**Work required:**
Please write out the material that follows, exactly as it stands.

**Information given:**
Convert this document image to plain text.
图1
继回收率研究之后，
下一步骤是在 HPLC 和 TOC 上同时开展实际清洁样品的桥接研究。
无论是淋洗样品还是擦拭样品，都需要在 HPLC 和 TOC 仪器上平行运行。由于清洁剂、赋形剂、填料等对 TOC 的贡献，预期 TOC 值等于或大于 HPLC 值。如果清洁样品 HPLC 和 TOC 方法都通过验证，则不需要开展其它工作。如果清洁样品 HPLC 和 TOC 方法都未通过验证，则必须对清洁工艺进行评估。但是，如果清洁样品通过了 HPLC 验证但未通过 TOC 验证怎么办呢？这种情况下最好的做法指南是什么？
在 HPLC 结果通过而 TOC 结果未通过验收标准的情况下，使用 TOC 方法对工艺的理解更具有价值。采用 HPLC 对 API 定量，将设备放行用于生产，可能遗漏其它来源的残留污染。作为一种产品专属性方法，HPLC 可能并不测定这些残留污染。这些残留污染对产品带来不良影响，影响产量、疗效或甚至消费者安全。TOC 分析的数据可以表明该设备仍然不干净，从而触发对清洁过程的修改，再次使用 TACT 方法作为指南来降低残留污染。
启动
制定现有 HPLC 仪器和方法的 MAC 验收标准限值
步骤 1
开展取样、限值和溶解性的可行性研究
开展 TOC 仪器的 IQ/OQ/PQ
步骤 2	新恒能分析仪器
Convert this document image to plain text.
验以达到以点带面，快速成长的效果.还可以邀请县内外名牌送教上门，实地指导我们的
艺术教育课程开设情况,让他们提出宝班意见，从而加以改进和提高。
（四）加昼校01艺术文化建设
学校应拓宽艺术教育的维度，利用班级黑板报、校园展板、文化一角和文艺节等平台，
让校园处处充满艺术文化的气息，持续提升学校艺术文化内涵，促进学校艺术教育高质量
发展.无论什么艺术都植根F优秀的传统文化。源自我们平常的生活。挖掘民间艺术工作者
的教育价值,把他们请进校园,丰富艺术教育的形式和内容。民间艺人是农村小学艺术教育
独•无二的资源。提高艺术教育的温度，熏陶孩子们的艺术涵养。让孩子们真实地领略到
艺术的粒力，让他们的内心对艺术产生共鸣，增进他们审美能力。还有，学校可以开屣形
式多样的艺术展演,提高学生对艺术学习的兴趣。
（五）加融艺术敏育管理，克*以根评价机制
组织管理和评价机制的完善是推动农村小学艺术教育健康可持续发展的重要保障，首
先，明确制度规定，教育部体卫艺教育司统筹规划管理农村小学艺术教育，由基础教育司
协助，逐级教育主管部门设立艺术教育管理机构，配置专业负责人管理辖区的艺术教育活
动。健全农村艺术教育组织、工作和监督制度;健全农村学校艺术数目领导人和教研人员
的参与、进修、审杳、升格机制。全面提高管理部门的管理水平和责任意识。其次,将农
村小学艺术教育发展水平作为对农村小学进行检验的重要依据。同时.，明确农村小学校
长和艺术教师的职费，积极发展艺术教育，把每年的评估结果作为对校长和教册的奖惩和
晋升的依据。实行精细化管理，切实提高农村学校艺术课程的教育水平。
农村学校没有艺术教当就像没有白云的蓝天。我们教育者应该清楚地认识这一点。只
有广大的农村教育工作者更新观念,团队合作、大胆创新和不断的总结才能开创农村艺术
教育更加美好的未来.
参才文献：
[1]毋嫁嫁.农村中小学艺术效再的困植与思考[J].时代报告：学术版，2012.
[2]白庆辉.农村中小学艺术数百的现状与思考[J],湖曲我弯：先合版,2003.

**Task solution:**
Convert this document image to plain text.
图1
继回收率研究之后，
下一步骤是在 HPLC 和 TOC 上同时开展实际清洁样品的桥接研究。
无论是淋洗样品还是擦拭样品，都需要在 HPLC 和 TOC 仪器上平行运行。由于清洁剂、赋形剂、填料等对 TOC 的贡献，预期 TOC 值等于或大于 HPLC 值。如果清洁样品 HPLC 和 TOC 方法都通过验证，则不需要开展其它工作。如果清洁样品 HPLC 和 TOC 方法都未通过验证，则必须对清洁工艺进行评估。但是，如果清洁样品通过了 HPLC 验证但未通过 TOC 验证怎么办呢？这种情况下最好的做法指南是什么？
在 HPLC 结果通过而 TOC 结果未通过验收标准的情况下，使用 TOC 方法对工艺的理解更具有价值。采用 HPLC 对 API 定量，将设备放行用于生产，可能遗漏其它来源的残留污染。作为一种产品专属性方法，HPLC 可能并不测定这些残留污染。这些残留污染对产品带来不良影响，影响产量、疗效或甚至消费者安全。TOC 分析的数据可以表明该设备仍然不干净，从而触发对清洁过程的修改，再次使用 TACT 方法作为指南来降低残留污染。
启动
制定现有 HPLC 仪器和方法的 MAC 验收标准限值
步骤 1
开展取样、限值和溶解性的可行性研究
开展 TOC 仪器的 IQ/OQ/PQ
步骤 2	新恒能分析仪器
Convert this document image to plain text.
验以达到以点带面，快速成长的效果.还可以邀请县内外名牌送教上门，实地指导我们的
艺术教育课程开设情况,让他们提出宝班意见，从而加以改进和提高。
（四）加昼校01艺术文化建设
学校应拓宽艺术教育的维度，利用班级黑板报、校园展板、文化一角和文艺节等平台，
让校园处处充满艺术文化的气息，持续提升学校艺术文化内涵，促进学校艺术教育高质量
发展.无论什么艺术都植根F优秀的传统文化。源自我们平常的生活。挖掘民间艺术工作者
的教育价值,把他们请进校园,丰富艺术教育的形式和内容。民间艺人是农村小学艺术教育
独•无二的资源。提高艺术教育的温度，熏陶孩子们的艺术涵养。让孩子们真实地领略到
艺术的粒力，让他们的内心对艺术产生共鸣，增进他们审美能力。还有，学校可以开屣形
式多样的艺术展演,提高学生对艺术学习的兴趣。
（五）加融艺术敏育管理，克*以根评价机制
组织管理和评价机制的完善是推动农村小学艺术教育健康可持续发展的重要保障，首
先，明确制度规定，教育部体卫艺教育司统筹规划管理农村小学艺术教育，由基础教育司
协助，逐级教育主管部门设立艺术教育管理机构，配置专业负责人管理辖区的艺术教育活
动。健全农村艺术教育组织、工作和监督制度;健全农村学校艺术数目领导人和教研人员
的参与、进修、审杳、升格机制。全面提高管理部门的管理水平和责任意识。其次,将农
村小学艺术教育发展水平作为对农村小学进行检验的重要依据。同时.，明确农村小学校
长和艺术教师的职费，积极发展艺术教育，把每年的评估结果作为对校长和教册的奖惩和
晋升的依据。实行精细化管理，切实提高农村学校艺术课程的教育水平。
农村学校没有艺术教当就像没有白云的蓝天。我们教育者应该清楚地认识这一点。只
有广大的农村教育工作者更新观念,团队合作、大胆创新和不断的总结才能开创农村艺术
教育更加美好的未来.
参才文献：
[1]毋嫁嫁.农村中小学艺术效再的困植与思考[J].时代报告：学术版，2012.
[2]白庆辉.农村中小学艺术数百的现状与思考[J],湖曲我弯：先合版,2003.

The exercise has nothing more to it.